======== PROVIDED MATERIAL
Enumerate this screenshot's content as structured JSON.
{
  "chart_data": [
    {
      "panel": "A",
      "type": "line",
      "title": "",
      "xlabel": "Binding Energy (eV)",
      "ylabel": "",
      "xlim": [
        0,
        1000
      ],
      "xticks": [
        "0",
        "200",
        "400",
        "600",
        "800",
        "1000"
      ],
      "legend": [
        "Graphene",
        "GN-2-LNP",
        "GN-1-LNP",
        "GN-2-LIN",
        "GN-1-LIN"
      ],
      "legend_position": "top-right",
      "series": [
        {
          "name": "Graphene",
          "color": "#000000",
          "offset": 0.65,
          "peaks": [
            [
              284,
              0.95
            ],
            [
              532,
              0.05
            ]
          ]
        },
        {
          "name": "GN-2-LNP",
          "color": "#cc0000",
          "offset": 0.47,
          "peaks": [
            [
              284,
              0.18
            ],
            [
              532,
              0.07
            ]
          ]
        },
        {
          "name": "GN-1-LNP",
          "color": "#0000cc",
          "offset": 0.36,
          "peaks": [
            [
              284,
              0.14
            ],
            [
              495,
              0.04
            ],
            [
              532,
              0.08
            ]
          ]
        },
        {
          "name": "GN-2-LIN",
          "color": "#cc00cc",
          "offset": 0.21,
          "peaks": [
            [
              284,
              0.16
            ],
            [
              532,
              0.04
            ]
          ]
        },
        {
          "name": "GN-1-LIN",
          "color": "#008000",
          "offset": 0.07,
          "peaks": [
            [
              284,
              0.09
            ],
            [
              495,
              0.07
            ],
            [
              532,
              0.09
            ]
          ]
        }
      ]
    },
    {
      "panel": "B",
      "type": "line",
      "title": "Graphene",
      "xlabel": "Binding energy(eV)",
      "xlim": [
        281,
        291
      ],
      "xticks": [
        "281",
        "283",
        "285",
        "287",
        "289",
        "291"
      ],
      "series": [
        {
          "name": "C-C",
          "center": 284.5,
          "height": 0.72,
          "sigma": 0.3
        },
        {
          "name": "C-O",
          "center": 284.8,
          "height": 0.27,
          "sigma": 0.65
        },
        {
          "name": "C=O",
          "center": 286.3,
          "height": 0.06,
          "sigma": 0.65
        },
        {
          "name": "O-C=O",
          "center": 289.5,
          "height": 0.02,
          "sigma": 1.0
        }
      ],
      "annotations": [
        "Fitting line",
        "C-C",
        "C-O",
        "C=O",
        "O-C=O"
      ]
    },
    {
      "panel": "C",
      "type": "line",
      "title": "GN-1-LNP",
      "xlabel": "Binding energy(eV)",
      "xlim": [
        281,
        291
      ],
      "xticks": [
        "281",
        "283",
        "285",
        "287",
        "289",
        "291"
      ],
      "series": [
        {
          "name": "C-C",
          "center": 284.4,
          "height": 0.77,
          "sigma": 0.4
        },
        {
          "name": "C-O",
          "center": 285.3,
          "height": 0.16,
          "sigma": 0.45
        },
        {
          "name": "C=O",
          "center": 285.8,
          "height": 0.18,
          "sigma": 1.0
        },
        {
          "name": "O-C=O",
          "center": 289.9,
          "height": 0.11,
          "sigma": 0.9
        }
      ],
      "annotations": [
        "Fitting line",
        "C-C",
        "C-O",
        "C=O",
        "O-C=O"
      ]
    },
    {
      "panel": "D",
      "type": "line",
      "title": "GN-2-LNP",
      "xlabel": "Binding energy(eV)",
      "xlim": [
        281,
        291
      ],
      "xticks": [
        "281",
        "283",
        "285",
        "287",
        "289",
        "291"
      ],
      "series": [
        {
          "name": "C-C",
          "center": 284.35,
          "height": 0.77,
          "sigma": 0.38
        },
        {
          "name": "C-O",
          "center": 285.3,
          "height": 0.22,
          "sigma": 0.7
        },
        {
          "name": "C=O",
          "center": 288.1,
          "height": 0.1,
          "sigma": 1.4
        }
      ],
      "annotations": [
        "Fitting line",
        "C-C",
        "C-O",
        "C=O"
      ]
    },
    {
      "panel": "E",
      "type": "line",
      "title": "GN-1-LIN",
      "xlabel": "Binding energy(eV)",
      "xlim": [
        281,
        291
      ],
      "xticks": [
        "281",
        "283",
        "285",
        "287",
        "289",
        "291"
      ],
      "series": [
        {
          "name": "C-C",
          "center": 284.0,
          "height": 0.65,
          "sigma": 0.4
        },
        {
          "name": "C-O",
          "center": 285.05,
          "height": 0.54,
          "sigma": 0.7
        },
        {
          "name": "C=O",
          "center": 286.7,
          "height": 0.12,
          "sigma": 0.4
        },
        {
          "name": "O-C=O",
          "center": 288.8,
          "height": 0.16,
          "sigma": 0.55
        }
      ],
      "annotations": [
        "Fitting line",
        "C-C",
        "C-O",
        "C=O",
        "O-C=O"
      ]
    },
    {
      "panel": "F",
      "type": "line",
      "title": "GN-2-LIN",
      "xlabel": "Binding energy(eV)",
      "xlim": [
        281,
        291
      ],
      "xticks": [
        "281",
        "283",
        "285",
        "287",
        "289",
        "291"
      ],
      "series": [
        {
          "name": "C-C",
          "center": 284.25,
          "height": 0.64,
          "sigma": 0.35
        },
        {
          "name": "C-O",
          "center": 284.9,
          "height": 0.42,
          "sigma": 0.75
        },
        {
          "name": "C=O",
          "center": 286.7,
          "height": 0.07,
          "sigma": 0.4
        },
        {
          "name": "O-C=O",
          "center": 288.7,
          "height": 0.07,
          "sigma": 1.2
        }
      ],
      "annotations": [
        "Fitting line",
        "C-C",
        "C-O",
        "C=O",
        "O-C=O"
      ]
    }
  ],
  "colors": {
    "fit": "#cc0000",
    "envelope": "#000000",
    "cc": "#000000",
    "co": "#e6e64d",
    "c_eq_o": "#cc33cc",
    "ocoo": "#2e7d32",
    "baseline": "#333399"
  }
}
================
EXERCISE DETAILS:
Each line holding "Graphene" must be found and copied.

TASK ANSWER:
        "Graphene",
          "name": "Graphene",
      "title": "Graphene",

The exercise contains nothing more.